# Exercise objective
Please return the material from its first line through the line containing "text-span: A.①②③ — [114, 987, 173, 1004]", both ends included, with every line reproduced unchanged.

# Information supplied
::::

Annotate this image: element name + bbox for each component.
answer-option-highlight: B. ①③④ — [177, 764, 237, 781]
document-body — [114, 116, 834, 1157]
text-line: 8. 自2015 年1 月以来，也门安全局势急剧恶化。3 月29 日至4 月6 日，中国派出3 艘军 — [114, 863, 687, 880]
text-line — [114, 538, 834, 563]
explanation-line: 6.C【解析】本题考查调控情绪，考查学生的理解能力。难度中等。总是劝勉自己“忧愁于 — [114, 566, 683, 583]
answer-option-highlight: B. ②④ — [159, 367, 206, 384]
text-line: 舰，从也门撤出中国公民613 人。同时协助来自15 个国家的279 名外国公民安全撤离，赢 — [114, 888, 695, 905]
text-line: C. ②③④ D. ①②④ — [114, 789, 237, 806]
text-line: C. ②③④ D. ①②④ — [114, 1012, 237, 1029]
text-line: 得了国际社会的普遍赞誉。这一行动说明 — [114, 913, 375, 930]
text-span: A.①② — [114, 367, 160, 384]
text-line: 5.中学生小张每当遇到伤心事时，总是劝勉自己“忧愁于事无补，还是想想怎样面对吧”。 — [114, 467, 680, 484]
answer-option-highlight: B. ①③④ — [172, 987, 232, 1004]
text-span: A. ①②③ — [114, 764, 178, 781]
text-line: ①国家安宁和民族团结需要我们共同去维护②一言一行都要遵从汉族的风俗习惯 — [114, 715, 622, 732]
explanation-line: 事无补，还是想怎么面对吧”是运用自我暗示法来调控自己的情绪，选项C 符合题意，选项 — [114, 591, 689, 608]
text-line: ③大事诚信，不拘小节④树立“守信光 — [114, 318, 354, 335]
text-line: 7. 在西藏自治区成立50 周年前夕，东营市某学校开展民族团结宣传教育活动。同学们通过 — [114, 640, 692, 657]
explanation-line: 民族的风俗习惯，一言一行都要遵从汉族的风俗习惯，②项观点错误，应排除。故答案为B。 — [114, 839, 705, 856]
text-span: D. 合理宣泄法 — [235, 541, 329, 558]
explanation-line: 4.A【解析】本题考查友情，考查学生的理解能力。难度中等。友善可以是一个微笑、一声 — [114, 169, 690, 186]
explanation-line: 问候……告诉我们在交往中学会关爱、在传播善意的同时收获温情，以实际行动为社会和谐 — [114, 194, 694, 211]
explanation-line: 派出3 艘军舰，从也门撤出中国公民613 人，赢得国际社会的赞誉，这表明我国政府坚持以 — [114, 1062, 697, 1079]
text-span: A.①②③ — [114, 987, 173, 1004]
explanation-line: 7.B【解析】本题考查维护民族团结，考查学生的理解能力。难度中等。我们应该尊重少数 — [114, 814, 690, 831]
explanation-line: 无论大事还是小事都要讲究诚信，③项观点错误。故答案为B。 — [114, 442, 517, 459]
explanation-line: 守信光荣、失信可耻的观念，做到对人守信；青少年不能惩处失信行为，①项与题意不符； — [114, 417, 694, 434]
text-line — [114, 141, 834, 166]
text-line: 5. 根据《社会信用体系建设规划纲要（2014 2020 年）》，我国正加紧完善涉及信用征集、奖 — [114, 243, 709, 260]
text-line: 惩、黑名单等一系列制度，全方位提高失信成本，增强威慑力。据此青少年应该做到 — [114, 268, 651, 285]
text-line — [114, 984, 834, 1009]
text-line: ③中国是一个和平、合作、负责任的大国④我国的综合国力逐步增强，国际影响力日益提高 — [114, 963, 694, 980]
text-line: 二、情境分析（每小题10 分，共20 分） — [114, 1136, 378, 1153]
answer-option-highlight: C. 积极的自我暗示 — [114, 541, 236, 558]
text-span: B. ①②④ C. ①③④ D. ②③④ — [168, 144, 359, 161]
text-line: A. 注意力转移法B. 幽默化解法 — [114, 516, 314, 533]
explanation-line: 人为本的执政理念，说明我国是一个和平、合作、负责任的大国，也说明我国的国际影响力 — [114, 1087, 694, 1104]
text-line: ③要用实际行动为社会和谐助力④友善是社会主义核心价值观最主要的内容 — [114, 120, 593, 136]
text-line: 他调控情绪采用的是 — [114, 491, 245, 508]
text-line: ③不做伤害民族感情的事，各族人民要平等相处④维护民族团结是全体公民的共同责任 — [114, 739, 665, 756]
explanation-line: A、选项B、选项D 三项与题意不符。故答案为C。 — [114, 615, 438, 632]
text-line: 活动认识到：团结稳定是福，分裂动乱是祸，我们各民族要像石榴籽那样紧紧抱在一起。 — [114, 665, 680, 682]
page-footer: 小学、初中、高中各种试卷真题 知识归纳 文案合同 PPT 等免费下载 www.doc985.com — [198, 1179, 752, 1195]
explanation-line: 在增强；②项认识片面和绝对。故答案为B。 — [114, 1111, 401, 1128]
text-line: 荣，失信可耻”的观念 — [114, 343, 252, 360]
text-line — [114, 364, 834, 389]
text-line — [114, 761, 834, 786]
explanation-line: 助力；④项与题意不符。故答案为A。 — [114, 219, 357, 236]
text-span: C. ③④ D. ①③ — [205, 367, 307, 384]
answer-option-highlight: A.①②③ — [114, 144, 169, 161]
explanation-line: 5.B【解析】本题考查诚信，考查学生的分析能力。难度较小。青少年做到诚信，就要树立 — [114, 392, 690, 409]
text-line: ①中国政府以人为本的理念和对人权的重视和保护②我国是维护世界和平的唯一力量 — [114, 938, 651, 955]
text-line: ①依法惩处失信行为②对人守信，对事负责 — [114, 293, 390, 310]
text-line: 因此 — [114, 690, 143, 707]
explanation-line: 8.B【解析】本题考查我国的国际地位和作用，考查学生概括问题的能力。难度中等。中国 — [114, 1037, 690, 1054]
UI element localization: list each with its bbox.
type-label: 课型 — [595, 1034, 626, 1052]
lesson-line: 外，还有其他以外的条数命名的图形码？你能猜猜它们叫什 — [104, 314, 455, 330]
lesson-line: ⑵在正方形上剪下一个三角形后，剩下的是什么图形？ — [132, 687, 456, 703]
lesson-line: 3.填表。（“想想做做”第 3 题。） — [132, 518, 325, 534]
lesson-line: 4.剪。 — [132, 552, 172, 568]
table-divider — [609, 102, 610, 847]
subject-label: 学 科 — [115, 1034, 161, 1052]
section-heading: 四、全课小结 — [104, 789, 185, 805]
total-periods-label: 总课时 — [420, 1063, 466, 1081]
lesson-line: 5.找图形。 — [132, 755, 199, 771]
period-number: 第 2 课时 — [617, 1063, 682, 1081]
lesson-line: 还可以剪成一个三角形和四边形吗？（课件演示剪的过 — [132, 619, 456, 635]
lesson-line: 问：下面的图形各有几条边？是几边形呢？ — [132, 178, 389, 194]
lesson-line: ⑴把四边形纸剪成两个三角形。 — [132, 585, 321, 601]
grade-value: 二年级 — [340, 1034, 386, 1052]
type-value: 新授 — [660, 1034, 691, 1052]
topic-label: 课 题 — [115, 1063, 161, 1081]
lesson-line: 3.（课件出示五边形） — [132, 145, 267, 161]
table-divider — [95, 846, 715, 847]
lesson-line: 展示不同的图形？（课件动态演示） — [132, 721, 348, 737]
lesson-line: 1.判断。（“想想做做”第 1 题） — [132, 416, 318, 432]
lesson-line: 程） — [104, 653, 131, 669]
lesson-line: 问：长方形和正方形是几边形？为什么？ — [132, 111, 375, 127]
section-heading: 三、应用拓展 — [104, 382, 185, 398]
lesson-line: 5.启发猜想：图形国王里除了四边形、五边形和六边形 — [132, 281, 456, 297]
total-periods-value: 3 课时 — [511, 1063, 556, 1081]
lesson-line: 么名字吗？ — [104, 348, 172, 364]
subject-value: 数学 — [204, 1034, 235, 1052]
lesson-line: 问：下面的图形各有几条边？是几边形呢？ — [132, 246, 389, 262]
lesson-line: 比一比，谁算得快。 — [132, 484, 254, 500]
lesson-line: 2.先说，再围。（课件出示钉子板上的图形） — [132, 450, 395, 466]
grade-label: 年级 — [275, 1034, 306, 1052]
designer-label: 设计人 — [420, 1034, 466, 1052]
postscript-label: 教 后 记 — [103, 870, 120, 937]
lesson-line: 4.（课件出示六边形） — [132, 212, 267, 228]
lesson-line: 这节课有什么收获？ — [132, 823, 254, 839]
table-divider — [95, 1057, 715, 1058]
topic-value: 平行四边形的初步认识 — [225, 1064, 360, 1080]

::::

# Exercise solution
Annotate this image: element name + bbox for each component.
answer-option-highlight: B. ①③④ — [177, 764, 237, 781]
document-body — [114, 116, 834, 1157]
text-line: 8. 自2015 年1 月以来，也门安全局势急剧恶化。3 月29 日至4 月6 日，中国派出3 艘军 — [114, 863, 687, 880]
text-line — [114, 538, 834, 563]
explanation-line: 6.C【解析】本题考查调控情绪，考查学生的理解能力。难度中等。总是劝勉自己“忧愁于 — [114, 566, 683, 583]
answer-option-highlight: B. ②④ — [159, 367, 206, 384]
text-line: 舰，从也门撤出中国公民613 人。同时协助来自15 个国家的279 名外国公民安全撤离，赢 — [114, 888, 695, 905]
text-line: C. ②③④ D. ①②④ — [114, 789, 237, 806]
text-line: C. ②③④ D. ①②④ — [114, 1012, 237, 1029]
text-line: 得了国际社会的普遍赞誉。这一行动说明 — [114, 913, 375, 930]
text-span: A.①② — [114, 367, 160, 384]
text-line: 5.中学生小张每当遇到伤心事时，总是劝勉自己“忧愁于事无补，还是想想怎样面对吧”。 — [114, 467, 680, 484]
answer-option-highlight: B. ①③④ — [172, 987, 232, 1004]
text-span: A. ①②③ — [114, 764, 178, 781]
text-line: ①国家安宁和民族团结需要我们共同去维护②一言一行都要遵从汉族的风俗习惯 — [114, 715, 622, 732]
explanation-line: 事无补，还是想怎么面对吧”是运用自我暗示法来调控自己的情绪，选项C 符合题意，选项 — [114, 591, 689, 608]
text-line: ③大事诚信，不拘小节④树立“守信光 — [114, 318, 354, 335]
text-line: 7. 在西藏自治区成立50 周年前夕，东营市某学校开展民族团结宣传教育活动。同学们通过 — [114, 640, 692, 657]
explanation-line: 民族的风俗习惯，一言一行都要遵从汉族的风俗习惯，②项观点错误，应排除。故答案为B。 — [114, 839, 705, 856]
text-span: D. 合理宣泄法 — [235, 541, 329, 558]
explanation-line: 4.A【解析】本题考查友情，考查学生的理解能力。难度中等。友善可以是一个微笑、一声 — [114, 169, 690, 186]
explanation-line: 问候……告诉我们在交往中学会关爱、在传播善意的同时收获温情，以实际行动为社会和谐 — [114, 194, 694, 211]
explanation-line: 派出3 艘军舰，从也门撤出中国公民613 人，赢得国际社会的赞誉，这表明我国政府坚持以 — [114, 1062, 697, 1079]
text-span: A.①②③ — [114, 987, 173, 1004]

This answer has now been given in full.